Image-based layout entries
········

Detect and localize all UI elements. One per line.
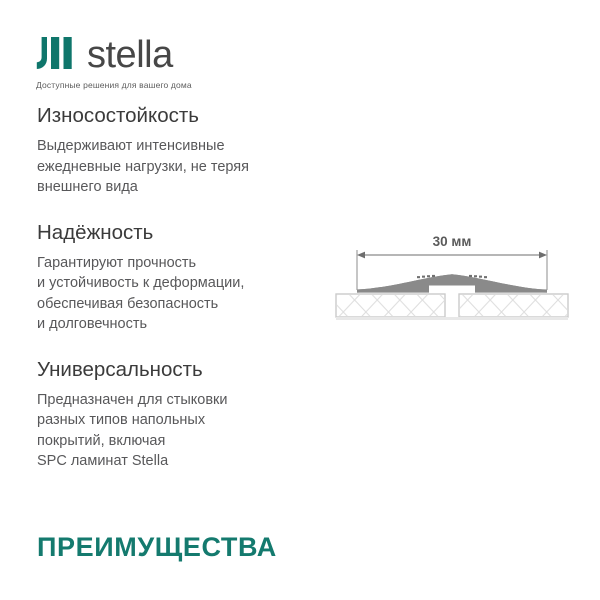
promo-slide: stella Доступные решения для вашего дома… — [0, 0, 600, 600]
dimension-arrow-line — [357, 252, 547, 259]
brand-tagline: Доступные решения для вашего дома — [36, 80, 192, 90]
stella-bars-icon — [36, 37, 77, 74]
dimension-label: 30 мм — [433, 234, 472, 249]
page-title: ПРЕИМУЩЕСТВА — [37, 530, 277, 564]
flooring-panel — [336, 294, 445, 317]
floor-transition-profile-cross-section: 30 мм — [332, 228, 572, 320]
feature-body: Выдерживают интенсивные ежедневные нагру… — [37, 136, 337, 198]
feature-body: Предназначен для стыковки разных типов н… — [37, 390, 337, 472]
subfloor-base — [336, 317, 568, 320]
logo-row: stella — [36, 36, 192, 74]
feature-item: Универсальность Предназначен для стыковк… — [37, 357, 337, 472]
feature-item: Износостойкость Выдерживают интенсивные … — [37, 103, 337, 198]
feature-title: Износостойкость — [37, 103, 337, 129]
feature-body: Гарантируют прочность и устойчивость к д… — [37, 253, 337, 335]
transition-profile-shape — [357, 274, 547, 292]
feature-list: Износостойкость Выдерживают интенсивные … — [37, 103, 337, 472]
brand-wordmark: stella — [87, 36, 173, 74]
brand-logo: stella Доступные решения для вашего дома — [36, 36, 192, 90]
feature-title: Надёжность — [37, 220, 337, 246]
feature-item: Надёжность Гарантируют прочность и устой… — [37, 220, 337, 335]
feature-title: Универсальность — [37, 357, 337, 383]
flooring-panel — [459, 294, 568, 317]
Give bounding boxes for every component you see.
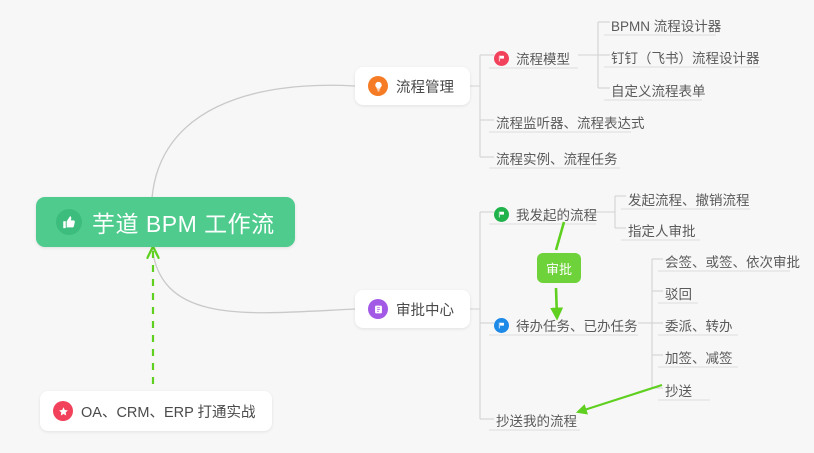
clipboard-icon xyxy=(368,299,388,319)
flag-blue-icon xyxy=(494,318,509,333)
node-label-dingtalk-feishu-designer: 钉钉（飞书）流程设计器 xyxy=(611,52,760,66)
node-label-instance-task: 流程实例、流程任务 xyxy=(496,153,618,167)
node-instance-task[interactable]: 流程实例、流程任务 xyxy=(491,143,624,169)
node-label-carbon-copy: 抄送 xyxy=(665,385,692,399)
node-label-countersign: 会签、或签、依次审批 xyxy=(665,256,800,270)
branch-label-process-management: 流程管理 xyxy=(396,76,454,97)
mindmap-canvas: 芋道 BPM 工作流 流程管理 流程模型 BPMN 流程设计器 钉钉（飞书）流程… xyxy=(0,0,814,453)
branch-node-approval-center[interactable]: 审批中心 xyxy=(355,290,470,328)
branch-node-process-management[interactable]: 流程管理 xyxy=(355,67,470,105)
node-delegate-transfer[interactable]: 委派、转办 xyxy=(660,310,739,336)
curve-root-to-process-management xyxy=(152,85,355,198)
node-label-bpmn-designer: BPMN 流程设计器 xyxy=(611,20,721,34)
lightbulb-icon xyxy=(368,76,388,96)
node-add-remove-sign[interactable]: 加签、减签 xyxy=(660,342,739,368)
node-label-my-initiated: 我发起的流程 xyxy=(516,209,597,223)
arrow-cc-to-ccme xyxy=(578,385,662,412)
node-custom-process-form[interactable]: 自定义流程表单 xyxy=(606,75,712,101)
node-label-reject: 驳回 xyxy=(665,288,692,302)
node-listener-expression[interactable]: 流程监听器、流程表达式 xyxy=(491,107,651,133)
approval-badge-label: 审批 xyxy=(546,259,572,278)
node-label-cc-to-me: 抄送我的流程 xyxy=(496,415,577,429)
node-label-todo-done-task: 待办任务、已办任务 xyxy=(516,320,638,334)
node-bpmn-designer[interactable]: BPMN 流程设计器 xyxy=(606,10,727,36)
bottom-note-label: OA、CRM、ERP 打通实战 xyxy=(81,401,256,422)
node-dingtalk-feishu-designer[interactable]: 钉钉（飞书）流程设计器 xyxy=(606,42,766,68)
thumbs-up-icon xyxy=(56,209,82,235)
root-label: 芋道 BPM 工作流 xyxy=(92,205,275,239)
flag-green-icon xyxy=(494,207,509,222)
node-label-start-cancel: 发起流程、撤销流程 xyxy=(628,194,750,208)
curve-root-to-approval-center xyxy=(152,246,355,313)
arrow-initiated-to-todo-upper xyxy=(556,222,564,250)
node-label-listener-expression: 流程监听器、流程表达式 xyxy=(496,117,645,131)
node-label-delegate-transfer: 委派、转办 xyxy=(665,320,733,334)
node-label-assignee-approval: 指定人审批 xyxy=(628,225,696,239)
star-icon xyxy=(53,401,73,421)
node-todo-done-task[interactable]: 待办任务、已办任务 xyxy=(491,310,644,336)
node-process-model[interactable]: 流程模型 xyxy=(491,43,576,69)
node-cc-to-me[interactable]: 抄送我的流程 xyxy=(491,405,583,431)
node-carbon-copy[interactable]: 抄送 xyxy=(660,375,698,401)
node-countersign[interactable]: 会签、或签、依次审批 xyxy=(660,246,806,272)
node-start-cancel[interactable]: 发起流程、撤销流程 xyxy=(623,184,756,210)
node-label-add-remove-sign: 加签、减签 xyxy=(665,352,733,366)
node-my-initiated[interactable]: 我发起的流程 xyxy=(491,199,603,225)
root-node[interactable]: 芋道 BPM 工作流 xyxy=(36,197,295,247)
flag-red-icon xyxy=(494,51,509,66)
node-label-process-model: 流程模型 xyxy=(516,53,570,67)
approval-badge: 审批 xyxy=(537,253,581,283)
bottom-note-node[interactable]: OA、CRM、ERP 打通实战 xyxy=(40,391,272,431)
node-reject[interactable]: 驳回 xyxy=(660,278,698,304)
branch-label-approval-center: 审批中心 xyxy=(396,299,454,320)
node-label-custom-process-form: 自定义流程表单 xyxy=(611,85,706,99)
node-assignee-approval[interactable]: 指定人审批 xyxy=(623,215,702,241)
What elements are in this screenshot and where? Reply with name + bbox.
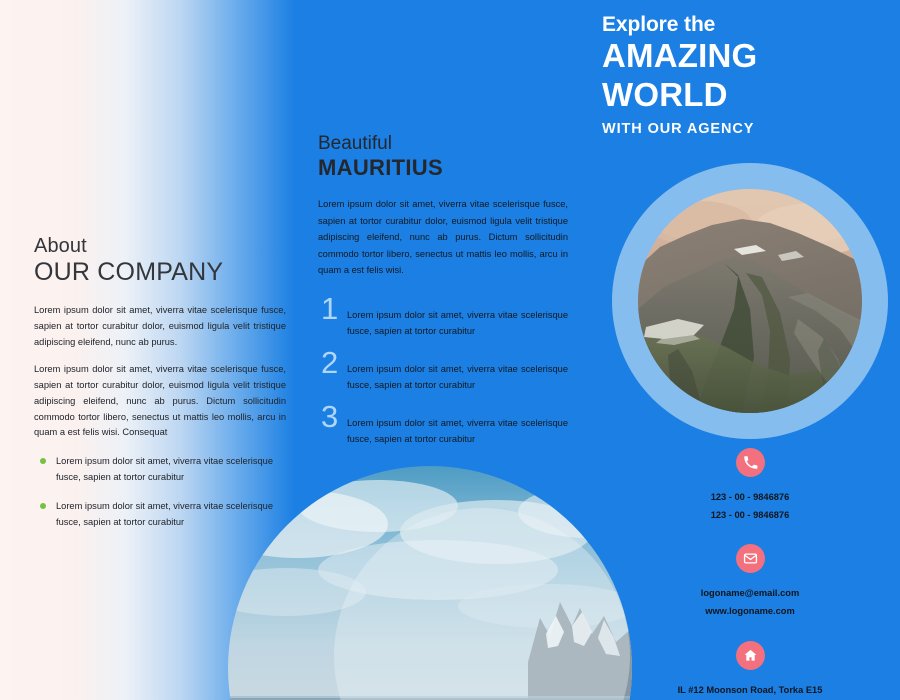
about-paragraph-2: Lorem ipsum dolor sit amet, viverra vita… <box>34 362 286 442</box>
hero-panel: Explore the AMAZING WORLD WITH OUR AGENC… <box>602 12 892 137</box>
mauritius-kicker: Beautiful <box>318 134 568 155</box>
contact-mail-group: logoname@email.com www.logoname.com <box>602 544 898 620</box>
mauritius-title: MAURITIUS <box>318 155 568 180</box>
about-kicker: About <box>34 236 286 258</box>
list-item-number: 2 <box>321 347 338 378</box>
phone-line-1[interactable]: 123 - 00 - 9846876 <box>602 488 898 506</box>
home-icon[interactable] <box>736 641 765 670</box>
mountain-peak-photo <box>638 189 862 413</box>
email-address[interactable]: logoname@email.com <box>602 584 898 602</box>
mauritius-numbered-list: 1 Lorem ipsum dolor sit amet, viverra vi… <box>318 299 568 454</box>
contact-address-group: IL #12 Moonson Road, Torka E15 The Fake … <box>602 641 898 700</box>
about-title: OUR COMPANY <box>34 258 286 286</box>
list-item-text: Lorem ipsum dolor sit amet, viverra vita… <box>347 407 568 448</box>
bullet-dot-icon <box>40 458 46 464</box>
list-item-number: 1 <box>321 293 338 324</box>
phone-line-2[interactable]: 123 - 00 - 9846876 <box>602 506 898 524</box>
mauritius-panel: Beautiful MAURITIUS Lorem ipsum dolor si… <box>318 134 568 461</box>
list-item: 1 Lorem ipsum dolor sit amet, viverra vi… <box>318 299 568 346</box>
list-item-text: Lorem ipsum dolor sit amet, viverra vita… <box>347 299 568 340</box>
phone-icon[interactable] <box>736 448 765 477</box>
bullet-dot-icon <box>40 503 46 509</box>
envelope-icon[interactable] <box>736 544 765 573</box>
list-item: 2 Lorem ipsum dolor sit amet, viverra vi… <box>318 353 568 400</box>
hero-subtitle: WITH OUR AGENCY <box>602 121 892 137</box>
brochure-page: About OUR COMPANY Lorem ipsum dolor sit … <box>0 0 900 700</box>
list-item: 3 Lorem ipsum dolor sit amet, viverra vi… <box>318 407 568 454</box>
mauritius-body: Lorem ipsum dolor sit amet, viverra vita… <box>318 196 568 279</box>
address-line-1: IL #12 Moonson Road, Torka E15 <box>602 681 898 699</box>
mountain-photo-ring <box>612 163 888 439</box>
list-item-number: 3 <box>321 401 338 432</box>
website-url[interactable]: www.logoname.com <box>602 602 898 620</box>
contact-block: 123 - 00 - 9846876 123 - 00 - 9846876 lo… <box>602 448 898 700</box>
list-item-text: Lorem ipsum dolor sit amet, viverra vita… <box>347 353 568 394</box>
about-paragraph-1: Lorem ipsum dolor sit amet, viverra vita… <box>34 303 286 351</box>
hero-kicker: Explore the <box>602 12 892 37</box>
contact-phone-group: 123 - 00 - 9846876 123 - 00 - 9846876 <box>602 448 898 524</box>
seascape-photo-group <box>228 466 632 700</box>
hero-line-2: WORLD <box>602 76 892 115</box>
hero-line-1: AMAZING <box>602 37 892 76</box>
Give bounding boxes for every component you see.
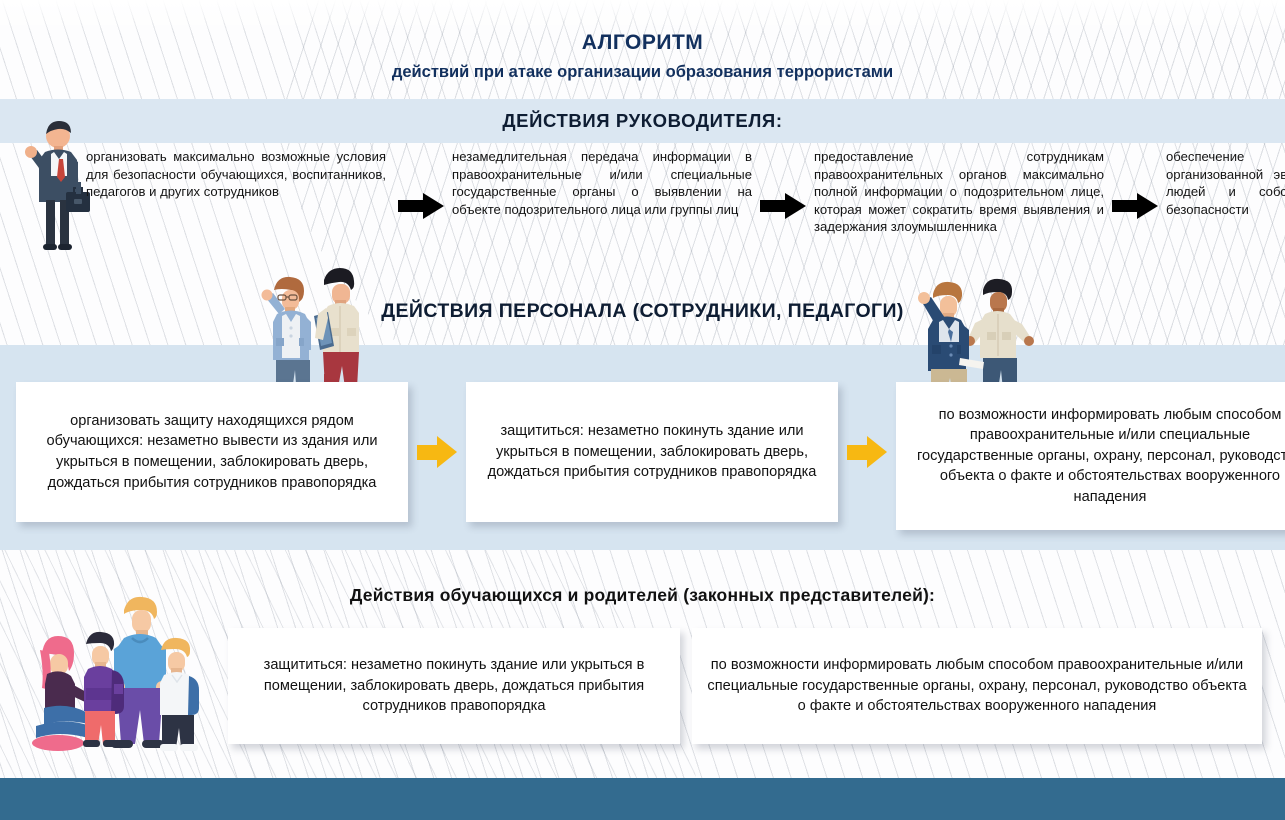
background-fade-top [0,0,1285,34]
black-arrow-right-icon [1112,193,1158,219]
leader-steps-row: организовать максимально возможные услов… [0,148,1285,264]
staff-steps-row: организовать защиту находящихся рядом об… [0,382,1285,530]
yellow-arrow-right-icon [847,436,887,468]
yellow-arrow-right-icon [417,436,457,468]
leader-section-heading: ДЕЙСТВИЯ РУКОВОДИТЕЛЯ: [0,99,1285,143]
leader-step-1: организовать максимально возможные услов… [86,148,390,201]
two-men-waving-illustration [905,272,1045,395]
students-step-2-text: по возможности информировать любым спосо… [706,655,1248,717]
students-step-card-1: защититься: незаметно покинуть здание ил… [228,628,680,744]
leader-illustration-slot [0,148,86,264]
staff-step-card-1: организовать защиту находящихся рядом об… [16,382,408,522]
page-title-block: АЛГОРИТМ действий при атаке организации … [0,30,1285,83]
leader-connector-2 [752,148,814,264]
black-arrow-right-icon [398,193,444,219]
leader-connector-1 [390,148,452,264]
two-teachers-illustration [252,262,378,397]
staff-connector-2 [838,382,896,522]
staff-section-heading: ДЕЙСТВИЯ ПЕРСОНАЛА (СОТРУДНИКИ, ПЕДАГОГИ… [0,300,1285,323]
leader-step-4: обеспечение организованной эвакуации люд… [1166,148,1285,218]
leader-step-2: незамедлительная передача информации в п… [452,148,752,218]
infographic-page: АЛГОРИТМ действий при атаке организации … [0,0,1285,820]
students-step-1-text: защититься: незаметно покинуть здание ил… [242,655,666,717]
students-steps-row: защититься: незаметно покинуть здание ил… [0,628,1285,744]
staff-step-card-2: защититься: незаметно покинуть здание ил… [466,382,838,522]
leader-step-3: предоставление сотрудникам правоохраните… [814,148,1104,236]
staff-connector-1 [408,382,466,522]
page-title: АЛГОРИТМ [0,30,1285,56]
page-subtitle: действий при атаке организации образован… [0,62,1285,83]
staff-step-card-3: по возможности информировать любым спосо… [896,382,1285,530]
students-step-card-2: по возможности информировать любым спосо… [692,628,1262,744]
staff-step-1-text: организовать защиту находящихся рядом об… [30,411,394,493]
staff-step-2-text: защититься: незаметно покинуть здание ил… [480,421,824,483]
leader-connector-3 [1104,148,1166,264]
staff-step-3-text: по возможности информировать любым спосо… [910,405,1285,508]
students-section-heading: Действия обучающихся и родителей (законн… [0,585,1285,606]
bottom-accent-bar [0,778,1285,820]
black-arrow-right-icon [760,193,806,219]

········

→ WHAT IS REQUIRED
Rewrite the lines from the line with "clipboard-icon xyxy=(368,299,388,319)" to the line with "lightbulb-icon xyxy=(368,76,388,96)", putting "clickable" wherever "interactable" appears and leaving everything else as it is.

→ SOLUTION FOR THIS TASK
clipboard-icon xyxy=(368,299,388,319)
flag-blue-icon xyxy=(494,318,509,333)
node-label-dingtalk-feishu-designer: 钉钉（飞书）流程设计器 xyxy=(611,52,760,66)
node-label-instance-task: 流程实例、流程任务 xyxy=(496,153,618,167)
node-instance-task[clickable]: 流程实例、流程任务 xyxy=(491,143,624,169)
node-label-carbon-copy: 抄送 xyxy=(665,385,692,399)
node-label-countersign: 会签、或签、依次审批 xyxy=(665,256,800,270)
branch-label-process-management: 流程管理 xyxy=(396,76,454,97)
mindmap-canvas: 芋道 BPM 工作流 流程管理 流程模型 BPMN 流程设计器 钉钉（飞书）流程… xyxy=(0,0,814,453)
branch-node-approval-center[clickable]: 审批中心 xyxy=(355,290,470,328)
branch-node-process-management[clickable]: 流程管理 xyxy=(355,67,470,105)
node-delegate-transfer[clickable]: 委派、转办 xyxy=(660,310,739,336)
curve-root-to-process-management xyxy=(152,85,355,198)
node-label-bpmn-designer: BPMN 流程设计器 xyxy=(611,20,721,34)
lightbulb-icon xyxy=(368,76,388,96)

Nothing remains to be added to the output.